WHAT IS ASKED: Collect each line containing "dday".

-*-

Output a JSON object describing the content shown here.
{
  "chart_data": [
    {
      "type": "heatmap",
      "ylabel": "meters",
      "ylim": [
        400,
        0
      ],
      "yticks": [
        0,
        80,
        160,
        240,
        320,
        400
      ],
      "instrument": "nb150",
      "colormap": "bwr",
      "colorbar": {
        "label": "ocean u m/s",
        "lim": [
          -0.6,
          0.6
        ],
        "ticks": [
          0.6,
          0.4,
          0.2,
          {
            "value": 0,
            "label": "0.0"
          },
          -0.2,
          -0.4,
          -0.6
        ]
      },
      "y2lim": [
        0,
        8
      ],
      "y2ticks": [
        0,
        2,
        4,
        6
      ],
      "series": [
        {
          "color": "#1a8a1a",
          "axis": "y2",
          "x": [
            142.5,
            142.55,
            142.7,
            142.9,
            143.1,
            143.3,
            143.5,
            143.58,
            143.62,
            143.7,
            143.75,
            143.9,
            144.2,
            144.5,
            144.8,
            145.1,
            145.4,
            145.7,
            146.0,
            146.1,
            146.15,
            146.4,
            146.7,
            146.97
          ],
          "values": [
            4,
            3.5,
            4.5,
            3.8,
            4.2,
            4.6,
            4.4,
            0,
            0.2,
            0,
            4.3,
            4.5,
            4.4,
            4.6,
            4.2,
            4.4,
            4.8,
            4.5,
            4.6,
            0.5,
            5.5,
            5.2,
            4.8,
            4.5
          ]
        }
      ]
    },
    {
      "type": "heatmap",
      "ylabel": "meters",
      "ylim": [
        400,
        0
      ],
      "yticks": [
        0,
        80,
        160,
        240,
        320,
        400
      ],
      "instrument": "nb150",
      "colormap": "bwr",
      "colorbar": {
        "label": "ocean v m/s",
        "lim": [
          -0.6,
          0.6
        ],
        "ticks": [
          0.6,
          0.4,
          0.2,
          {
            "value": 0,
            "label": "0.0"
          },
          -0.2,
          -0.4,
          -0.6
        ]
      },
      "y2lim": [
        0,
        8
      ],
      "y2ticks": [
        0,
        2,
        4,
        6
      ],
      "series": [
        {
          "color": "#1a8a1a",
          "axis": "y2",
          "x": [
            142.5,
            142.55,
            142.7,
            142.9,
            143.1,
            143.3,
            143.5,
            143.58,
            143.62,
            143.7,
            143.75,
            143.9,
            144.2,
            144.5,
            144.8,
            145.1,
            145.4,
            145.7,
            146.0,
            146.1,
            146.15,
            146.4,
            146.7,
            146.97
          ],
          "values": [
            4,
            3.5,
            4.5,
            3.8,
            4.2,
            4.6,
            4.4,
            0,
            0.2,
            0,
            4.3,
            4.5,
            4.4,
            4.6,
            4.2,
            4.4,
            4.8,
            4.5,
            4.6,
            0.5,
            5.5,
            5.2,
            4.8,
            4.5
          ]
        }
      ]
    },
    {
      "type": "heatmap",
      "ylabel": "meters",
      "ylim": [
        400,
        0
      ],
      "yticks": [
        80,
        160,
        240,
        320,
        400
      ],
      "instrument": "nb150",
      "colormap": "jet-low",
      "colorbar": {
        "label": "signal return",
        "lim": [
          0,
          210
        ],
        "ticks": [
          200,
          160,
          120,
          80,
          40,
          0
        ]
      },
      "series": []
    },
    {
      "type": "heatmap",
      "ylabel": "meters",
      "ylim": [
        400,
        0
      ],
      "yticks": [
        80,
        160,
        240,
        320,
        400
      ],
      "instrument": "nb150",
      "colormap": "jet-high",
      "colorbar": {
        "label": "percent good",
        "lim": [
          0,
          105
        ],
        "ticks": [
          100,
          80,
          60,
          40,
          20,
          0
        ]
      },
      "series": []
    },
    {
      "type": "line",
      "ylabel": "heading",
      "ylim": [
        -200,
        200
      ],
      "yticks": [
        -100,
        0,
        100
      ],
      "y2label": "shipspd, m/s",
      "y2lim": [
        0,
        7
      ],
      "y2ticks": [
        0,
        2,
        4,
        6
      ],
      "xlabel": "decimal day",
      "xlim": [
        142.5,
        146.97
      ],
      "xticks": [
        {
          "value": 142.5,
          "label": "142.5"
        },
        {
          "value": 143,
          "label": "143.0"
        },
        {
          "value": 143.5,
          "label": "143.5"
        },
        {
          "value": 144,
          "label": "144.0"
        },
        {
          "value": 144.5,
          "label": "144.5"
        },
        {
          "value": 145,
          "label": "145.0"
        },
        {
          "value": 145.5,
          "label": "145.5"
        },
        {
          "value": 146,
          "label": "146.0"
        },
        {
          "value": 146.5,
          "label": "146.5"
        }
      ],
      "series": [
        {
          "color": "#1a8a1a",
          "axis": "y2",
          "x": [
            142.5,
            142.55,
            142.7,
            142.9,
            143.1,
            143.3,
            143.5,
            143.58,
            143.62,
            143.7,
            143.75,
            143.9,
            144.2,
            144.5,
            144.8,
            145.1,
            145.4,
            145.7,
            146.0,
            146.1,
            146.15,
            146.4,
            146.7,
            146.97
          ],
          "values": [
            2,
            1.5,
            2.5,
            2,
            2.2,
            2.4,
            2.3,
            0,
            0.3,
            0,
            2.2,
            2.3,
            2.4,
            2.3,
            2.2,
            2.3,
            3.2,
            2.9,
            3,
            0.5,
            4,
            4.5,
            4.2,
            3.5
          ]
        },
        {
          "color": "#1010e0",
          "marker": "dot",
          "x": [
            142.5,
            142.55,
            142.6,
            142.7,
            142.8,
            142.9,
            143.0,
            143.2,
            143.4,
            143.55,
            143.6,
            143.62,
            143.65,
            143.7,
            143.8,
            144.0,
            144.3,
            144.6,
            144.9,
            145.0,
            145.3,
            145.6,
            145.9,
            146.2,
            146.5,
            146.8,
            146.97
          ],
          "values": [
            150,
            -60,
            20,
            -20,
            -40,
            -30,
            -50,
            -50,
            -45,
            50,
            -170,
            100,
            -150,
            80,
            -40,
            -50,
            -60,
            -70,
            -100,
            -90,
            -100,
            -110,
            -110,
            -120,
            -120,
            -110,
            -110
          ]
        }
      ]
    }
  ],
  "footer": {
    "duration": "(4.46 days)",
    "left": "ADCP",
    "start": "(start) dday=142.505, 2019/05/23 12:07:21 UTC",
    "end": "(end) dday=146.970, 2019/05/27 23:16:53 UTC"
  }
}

-*-

REPLY:
    "start": "(start) dday=142.505, 2019/05/23 12:07:21 UTC",
    "end": "(end) dday=146.970, 2019/05/27 23:16:53 UTC"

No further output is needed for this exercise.